→ **Required task**:
Scan the records below for the word "chairs" and give only the number of lines that hold it.

§ §

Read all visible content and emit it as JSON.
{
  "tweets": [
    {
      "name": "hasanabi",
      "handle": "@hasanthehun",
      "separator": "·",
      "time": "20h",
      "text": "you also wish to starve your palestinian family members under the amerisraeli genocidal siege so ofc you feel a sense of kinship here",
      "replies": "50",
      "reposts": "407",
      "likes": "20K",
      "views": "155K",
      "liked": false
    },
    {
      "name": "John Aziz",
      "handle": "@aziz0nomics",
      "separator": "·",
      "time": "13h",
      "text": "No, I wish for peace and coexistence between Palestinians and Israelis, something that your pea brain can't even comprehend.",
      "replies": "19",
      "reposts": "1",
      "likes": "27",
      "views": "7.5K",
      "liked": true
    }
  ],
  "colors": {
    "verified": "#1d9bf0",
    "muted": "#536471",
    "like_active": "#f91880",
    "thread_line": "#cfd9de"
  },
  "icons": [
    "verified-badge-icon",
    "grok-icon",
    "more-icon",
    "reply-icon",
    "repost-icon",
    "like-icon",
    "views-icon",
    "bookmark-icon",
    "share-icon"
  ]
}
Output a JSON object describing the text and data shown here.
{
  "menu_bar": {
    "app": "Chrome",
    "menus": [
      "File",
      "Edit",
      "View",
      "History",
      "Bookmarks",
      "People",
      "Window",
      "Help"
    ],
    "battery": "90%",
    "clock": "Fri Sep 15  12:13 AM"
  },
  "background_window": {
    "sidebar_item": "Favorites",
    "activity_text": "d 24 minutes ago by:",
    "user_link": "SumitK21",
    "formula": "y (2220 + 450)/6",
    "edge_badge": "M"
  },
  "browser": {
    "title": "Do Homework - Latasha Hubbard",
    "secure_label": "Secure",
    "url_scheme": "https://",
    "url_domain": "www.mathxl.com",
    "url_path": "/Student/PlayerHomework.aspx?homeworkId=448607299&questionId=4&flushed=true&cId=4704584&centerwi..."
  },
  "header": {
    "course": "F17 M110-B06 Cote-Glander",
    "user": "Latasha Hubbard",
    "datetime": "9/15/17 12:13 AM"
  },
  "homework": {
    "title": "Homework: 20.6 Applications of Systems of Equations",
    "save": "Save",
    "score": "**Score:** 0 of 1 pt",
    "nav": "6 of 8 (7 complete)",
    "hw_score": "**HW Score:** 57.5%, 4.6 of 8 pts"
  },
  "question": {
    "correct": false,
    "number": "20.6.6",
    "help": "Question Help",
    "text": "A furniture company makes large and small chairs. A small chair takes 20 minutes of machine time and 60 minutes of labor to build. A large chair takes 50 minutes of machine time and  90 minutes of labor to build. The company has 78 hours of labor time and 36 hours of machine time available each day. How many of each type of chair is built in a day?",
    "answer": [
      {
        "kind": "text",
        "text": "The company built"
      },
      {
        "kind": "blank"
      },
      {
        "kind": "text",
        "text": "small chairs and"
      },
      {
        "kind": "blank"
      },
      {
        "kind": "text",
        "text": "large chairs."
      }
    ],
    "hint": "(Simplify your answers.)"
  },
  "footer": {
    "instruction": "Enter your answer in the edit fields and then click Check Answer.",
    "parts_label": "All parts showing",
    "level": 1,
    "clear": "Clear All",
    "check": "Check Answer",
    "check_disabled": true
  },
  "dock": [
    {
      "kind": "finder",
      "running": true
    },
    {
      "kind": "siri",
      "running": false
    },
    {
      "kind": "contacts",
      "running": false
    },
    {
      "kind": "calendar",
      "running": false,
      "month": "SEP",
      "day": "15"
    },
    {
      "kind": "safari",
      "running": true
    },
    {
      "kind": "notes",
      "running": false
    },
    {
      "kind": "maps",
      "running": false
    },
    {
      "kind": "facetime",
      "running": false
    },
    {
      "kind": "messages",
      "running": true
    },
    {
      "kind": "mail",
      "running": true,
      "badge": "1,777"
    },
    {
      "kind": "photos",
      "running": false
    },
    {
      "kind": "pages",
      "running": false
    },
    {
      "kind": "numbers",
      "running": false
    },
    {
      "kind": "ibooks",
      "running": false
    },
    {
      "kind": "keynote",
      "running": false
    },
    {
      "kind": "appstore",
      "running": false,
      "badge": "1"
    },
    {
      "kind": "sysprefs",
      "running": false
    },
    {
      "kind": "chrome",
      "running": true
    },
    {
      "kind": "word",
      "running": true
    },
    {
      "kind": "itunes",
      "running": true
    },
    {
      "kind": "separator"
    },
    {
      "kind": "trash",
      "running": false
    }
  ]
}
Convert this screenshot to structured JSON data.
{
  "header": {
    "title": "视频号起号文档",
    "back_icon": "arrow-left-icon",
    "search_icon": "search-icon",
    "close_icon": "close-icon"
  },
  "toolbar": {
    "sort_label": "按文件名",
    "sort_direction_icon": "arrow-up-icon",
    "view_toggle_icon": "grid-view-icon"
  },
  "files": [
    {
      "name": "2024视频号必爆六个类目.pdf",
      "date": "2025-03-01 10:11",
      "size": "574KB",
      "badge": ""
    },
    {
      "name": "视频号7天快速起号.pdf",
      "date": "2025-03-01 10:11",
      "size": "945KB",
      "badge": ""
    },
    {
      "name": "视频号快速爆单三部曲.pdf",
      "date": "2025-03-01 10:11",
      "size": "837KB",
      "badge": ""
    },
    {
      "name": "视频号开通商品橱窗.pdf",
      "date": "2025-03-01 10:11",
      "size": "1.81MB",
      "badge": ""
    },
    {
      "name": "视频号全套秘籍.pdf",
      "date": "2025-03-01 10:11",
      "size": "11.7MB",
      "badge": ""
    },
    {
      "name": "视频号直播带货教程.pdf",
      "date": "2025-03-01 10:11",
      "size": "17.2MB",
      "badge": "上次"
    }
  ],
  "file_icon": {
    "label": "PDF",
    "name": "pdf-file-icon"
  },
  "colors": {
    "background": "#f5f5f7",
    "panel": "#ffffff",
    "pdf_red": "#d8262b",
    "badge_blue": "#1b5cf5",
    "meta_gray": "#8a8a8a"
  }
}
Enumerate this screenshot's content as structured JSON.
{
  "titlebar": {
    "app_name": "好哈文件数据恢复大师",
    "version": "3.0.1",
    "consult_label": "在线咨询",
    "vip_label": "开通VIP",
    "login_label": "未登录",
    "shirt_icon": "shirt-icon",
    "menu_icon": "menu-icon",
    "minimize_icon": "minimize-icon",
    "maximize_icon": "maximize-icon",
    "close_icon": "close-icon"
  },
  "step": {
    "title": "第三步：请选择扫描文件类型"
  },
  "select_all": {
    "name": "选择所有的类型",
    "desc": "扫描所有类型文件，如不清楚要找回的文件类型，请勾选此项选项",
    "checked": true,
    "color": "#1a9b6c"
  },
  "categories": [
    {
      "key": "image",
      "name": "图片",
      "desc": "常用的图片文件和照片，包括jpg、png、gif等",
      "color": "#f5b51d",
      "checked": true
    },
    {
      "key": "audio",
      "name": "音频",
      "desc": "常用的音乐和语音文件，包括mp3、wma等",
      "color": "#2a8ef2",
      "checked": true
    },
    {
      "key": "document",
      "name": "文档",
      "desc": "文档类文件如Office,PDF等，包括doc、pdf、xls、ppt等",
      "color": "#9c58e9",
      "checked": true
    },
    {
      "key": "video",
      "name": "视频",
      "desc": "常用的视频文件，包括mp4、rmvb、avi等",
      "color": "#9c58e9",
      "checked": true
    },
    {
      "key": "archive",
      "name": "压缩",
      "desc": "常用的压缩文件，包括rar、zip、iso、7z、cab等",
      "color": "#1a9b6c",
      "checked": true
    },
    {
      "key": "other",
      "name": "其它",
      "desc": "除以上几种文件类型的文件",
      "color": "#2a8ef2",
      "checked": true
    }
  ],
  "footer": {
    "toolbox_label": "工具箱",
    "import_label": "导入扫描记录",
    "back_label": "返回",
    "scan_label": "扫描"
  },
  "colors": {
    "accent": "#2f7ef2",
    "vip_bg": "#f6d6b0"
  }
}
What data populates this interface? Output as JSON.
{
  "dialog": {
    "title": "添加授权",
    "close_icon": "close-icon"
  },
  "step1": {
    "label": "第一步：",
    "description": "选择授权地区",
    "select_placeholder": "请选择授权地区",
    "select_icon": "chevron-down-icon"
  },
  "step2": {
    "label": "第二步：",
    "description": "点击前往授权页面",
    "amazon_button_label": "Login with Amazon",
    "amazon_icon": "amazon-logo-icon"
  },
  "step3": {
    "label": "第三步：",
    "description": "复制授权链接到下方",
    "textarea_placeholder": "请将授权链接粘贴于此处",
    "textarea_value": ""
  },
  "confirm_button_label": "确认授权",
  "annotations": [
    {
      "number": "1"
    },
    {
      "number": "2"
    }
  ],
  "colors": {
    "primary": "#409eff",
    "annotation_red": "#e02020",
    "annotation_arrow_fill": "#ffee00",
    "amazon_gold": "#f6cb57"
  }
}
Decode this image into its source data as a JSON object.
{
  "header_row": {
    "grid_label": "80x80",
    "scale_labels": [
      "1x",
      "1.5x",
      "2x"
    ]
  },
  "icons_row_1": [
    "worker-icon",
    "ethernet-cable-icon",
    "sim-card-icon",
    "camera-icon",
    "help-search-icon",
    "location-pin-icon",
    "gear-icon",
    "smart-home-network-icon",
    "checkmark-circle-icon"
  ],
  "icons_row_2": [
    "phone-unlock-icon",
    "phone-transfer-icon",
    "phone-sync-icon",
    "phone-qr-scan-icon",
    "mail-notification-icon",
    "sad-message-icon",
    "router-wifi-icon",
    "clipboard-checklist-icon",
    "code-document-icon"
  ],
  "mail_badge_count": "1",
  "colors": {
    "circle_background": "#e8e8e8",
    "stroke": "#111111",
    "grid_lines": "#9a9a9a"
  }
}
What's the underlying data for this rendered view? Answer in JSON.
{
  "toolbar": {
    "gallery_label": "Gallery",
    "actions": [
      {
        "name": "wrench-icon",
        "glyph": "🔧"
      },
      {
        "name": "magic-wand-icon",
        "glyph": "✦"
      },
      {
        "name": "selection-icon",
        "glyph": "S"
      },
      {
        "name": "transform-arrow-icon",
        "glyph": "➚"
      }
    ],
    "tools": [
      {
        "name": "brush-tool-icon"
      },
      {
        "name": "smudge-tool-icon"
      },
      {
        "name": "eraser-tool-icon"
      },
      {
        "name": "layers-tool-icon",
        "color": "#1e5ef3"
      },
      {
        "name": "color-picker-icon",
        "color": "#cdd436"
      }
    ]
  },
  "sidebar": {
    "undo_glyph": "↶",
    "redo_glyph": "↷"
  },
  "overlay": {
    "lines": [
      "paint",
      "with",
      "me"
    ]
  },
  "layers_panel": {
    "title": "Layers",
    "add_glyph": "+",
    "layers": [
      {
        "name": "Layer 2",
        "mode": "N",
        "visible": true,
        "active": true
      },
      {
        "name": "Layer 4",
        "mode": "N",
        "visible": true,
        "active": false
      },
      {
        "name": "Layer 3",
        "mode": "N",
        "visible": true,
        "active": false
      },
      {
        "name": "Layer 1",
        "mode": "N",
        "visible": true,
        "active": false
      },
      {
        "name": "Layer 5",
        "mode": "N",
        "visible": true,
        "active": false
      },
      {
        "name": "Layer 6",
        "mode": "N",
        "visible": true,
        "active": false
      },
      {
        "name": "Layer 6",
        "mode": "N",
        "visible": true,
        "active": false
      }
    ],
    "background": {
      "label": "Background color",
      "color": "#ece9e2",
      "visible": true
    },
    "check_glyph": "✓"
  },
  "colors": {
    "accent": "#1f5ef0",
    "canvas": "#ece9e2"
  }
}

§ §

→ **Written response**:
3